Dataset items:
□ □ □

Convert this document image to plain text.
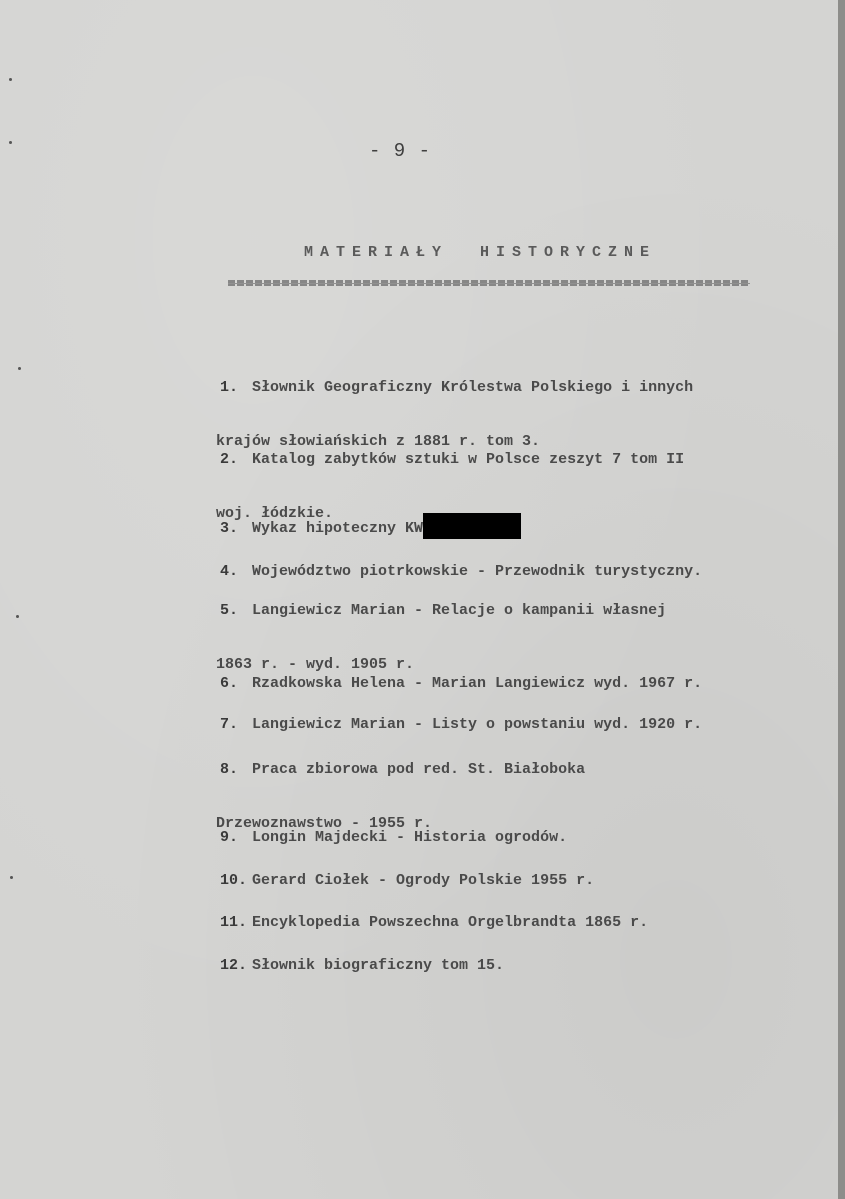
- 9 -
MATERIAŁY  HISTORYCZNE

1. Słownik Geograficzny Królestwa Polskiego i innych

krajów słowiańskich z 1881 r. tom 3.

2. Katalog zabytków sztuki w Polsce zeszyt 7 tom II

woj. łódzkie.

3. Wykaz hipoteczny KW

4. Województwo piotrkowskie - Przewodnik turystyczny.

5. Langiewicz Marian - Relacje o kampanii własnej

1863 r. - wyd. 1905 r.

6. Rzadkowska Helena - Marian Langiewicz wyd. 1967 r.

7. Langiewicz Marian - Listy o powstaniu wyd. 1920 r.

8. Praca zbiorowa pod red. St. Białoboka

Drzewoznawstwo - 1955 r.

9. Longin Majdecki - Historia ogrodów.

10. Gerard Ciołek - Ogrody Polskie 1955 r.

11. Encyklopedia Powszechna Orgelbrandta 1865 r.

12. Słownik biograficzny tom 15.
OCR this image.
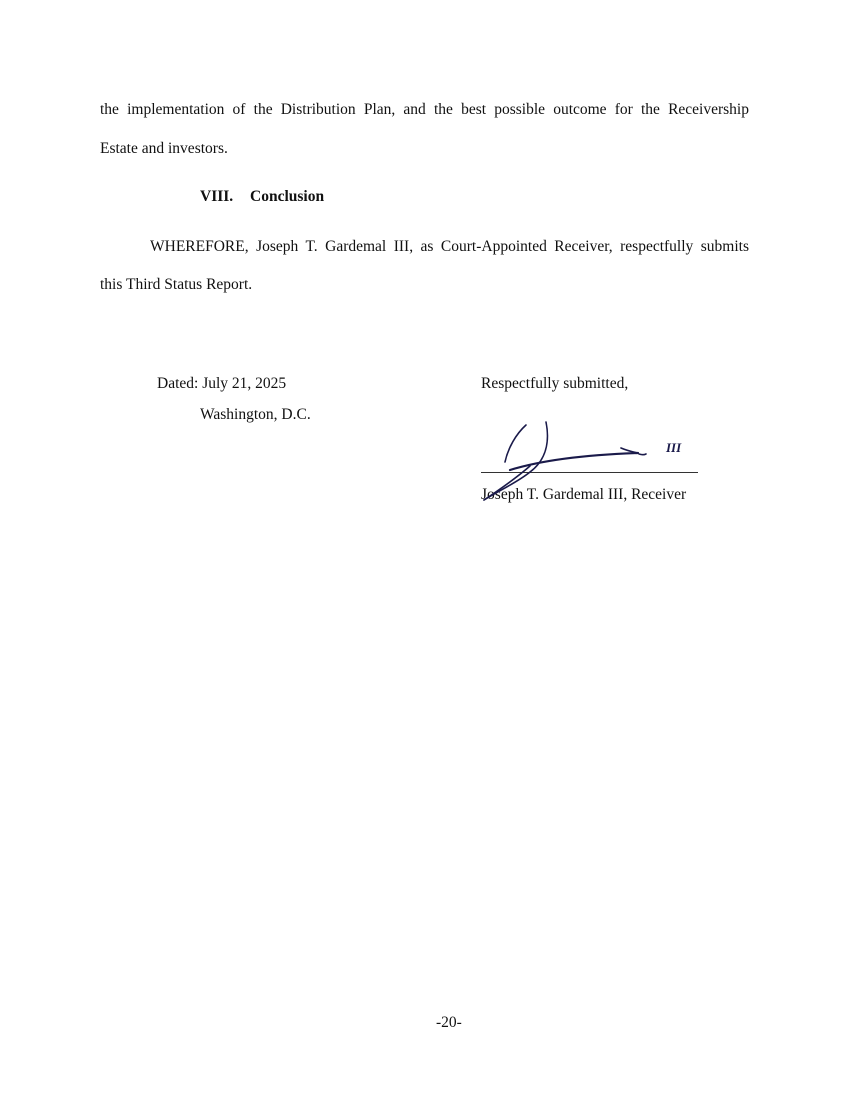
the implementation of the Distribution Plan, and the best possible outcome for the Receivership
Estate and investors.
VIII. Conclusion
WHEREFORE, Joseph T. Gardemal III, as Court-Appointed Receiver, respectfully submits
this Third Status Report.
Dated: July 21, 2025
Washington, D.C.
Respectfully submitted,
Joseph T. Gardemal III, Receiver
III
-20-
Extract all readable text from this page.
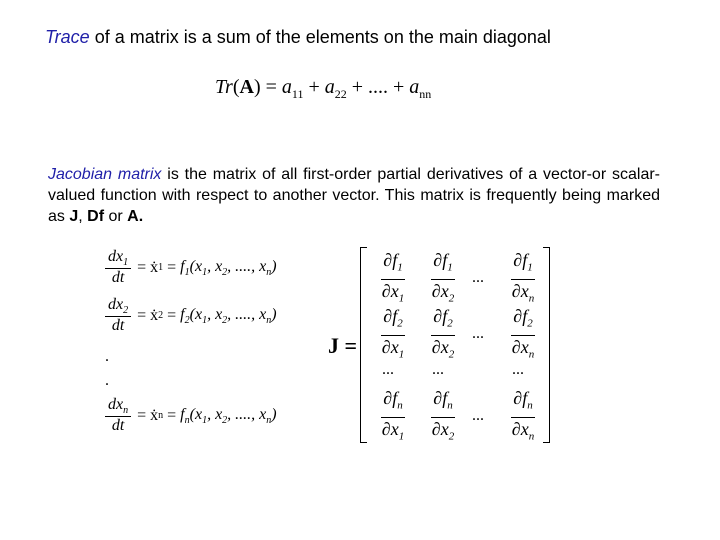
Trace of a matrix is a sum of the elements on the main diagonal
$Tr(A) = a_{11} + a_{22}$ + .... + $a_{nn}$
Jacobian matrix is the matrix of all first-order partial derivatives of a vector-or scalar-valued function with respect to another vector. This matrix is frequently being marked as J, Df or A.
$\frac{dx_1}{dt}$ =
ẋ 1
=
$f_1(x_1$, $x_2$, ...., $x_n$)
$\frac{dx_2}{dt}$ =
ẋ 2
=
$f_2(x_1$, $x_2$, ...., $x_n$)
.
.
$\frac{dx_n}{dt}$ =
ẋ n
=
$f_n(x_1$, $x_2$, ...., $x_n$)
J =
$\partial f_1$
$\partial x_1$
$\partial f_1$
$\partial x_2$
...
$\partial f_1$
$\partial x_n$
$\partial f_2$
$\partial x_1$
$\partial f_2$
$\partial x_2$
...
$\partial f_2$
$\partial x_n$
... ...	...
$\partial f_n$
$\partial x_1$
$\partial f_n$
$\partial x_2$
...
$\partial f_n$
$\partial x_n$
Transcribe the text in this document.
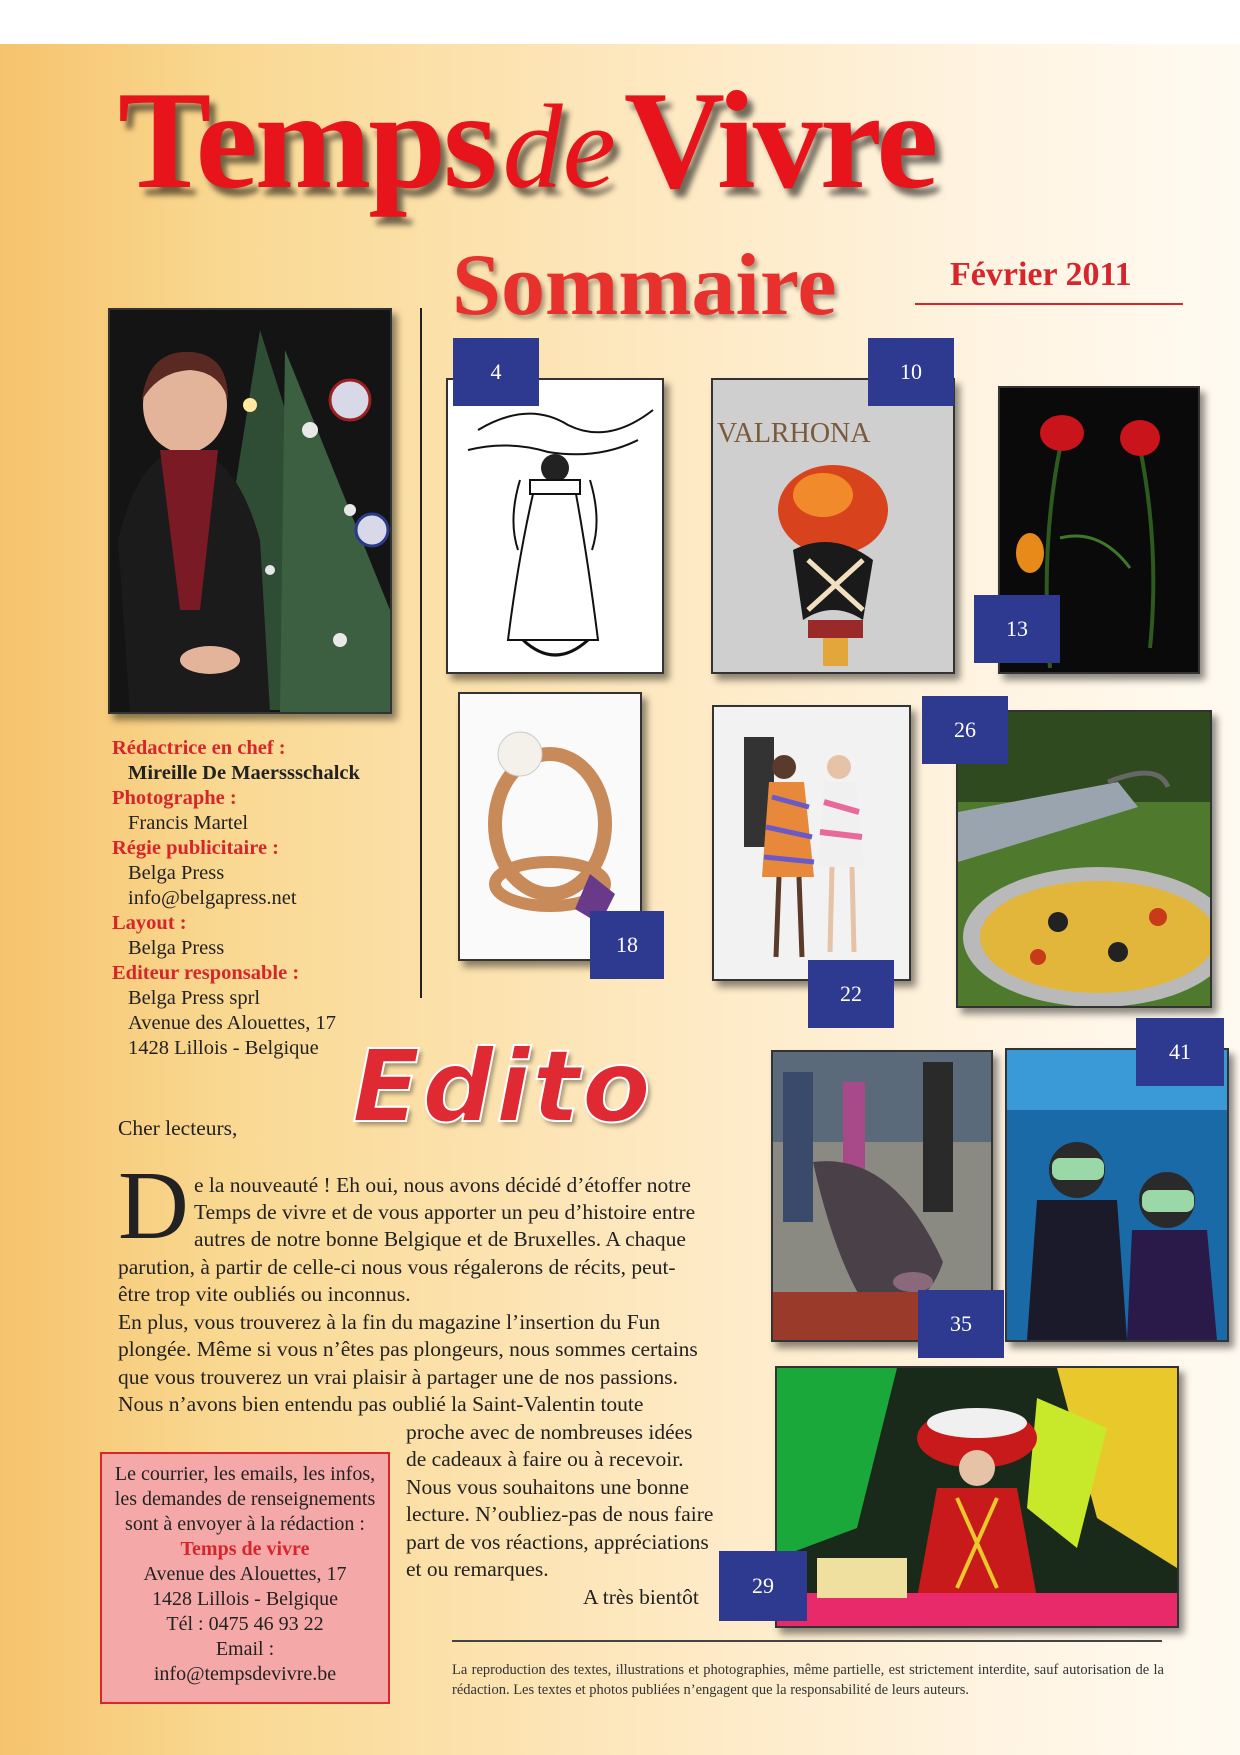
Temps de Vivre
Sommaire	Février 2011
4
VALRHONA
10
13
18
22
26
35
41
29
Rédactrice en chef :
Mireille De Maerssschalck
Photographe :
Francis Martel
Régie publicitaire :
Belga Press
info@belgapress.net
Layout :
Belga Press
Editeur responsable :
Belga Press sprl
Avenue des Alouettes, 17
1428 Lillois - Belgique Edito
Cher lecteurs,
D e la nouveauté ! Eh oui, nous avons décidé d’étoffer notre
Temps de vivre et de vous apporter un peu d’histoire entre
autres de notre bonne Belgique et de Bruxelles. A chaque
parution, à partir de celle-ci nous vous régalerons de récits, peut-
être trop vite oubliés ou inconnus.
En plus, vous trouverez à la fin du magazine l’insertion du Fun
plongée. Même si vous n’êtes pas plongeurs, nous sommes certains
que vous trouverez un vrai plaisir à partager une de nos passions.
Nous n’avons bien entendu pas oublié la Saint-Valentin toute
proche avec de nombreuses idées
de cadeaux à faire ou à recevoir.
Nous vous souhaitons une bonne
lecture. N’oubliez-pas de nous faire
part de vos réactions, appréciations
et ou remarques.
A très bientôt
Le courrier, les emails, les infos,
les demandes de renseignements
sont à envoyer à la rédaction :
Temps de vivre
Avenue des Alouettes, 17
1428 Lillois - Belgique
Tél : 0475 46 93 22
Email :
info@tempsdevivre.be	La reproduction des textes, illustrations et photographies, même partielle, est strictement interdite, sauf autorisation de la rédaction. Les textes et photos publiées n’engagent que la responsabilité de leurs auteurs.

□ □ □

:: PROBLEM TO SOLVE ::
Copy the listing exactly. Any image in it stays out of the copy.

:: SOLUTION TO THIS EXERCISE ::
Convert this document image to plain text.
- 9 -
MATERIAŁY  HISTORYCZNE

1. Słownik Geograficzny Królestwa Polskiego i innych

krajów słowiańskich z 1881 r. tom 3.

2. Katalog zabytków sztuki w Polsce zeszyt 7 tom II

woj. łódzkie.

3. Wykaz hipoteczny KW

4. Województwo piotrkowskie - Przewodnik turystyczny.

5. Langiewicz Marian - Relacje o kampanii własnej

1863 r. - wyd. 1905 r.

6. Rzadkowska Helena - Marian Langiewicz wyd. 1967 r.

7. Langiewicz Marian - Listy o powstaniu wyd. 1920 r.

8. Praca zbiorowa pod red. St. Białoboka

Drzewoznawstwo - 1955 r.

9. Longin Majdecki - Historia ogrodów.

10. Gerard Ciołek - Ogrody Polskie 1955 r.

11. Encyklopedia Powszechna Orgelbrandta 1865 r.

12. Słownik biograficzny tom 15.
OCR this image.
the implementation of the Distribution Plan, and the best possible outcome for the Receivership
Estate and investors.
VIII. Conclusion
WHEREFORE, Joseph T. Gardemal III, as Court-Appointed Receiver, respectfully submits
this Third Status Report.
Dated: July 21, 2025
Washington, D.C.
Respectfully submitted,
Joseph T. Gardemal III, Receiver
III
-20-
Extract all readable text from this page.
Trace of a matrix is a sum of the elements on the main diagonal
$Tr(A) = a_{11} + a_{22}$ + .... + $a_{nn}$
Jacobian matrix is the matrix of all first-order partial derivatives of a vector-or scalar-valued function with respect to another vector. This matrix is frequently being marked as J, Df or A.
$\frac{dx_1}{dt}$ =
ẋ 1
=
$f_1(x_1$, $x_2$, ...., $x_n$)
$\frac{dx_2}{dt}$ =
ẋ 2
=
$f_2(x_1$, $x_2$, ...., $x_n$)
.
.
$\frac{dx_n}{dt}$ =
ẋ n
=
$f_n(x_1$, $x_2$, ...., $x_n$)
J =
$\partial f_1$
$\partial x_1$
$\partial f_1$
$\partial x_2$
...
$\partial f_1$
$\partial x_n$
$\partial f_2$
$\partial x_1$
$\partial f_2$
$\partial x_2$
...
$\partial f_2$
$\partial x_n$
... ...	...
$\partial f_n$
$\partial x_1$
$\partial f_n$
$\partial x_2$
...
$\partial f_n$
$\partial x_n$
Transcribe the text in this document.
Temps de Vivre
Sommaire	Février 2011
4
VALRHONA
10
13
18
22
26
35
41
29
Rédactrice en chef :
Mireille De Maerssschalck
Photographe :
Francis Martel
Régie publicitaire :
Belga Press
info@belgapress.net
Layout :
Belga Press
Editeur responsable :
Belga Press sprl
Avenue des Alouettes, 17
1428 Lillois - Belgique Edito
Cher lecteurs,
D e la nouveauté ! Eh oui, nous avons décidé d’étoffer notre
Temps de vivre et de vous apporter un peu d’histoire entre
autres de notre bonne Belgique et de Bruxelles. A chaque
parution, à partir de celle-ci nous vous régalerons de récits, peut-
être trop vite oubliés ou inconnus.
En plus, vous trouverez à la fin du magazine l’insertion du Fun
plongée. Même si vous n’êtes pas plongeurs, nous sommes certains
que vous trouverez un vrai plaisir à partager une de nos passions.
Nous n’avons bien entendu pas oublié la Saint-Valentin toute
proche avec de nombreuses idées
de cadeaux à faire ou à recevoir.
Nous vous souhaitons une bonne
lecture. N’oubliez-pas de nous faire
part de vos réactions, appréciations
et ou remarques.
A très bientôt
Le courrier, les emails, les infos,
les demandes de renseignements
sont à envoyer à la rédaction :
Temps de vivre
Avenue des Alouettes, 17
1428 Lillois - Belgique
Tél : 0475 46 93 22
Email :
info@tempsdevivre.be	La reproduction des textes, illustrations et photographies, même partielle, est strictement interdite, sauf autorisation de la rédaction. Les textes et photos publiées n’engagent que la responsabilité de leurs auteurs.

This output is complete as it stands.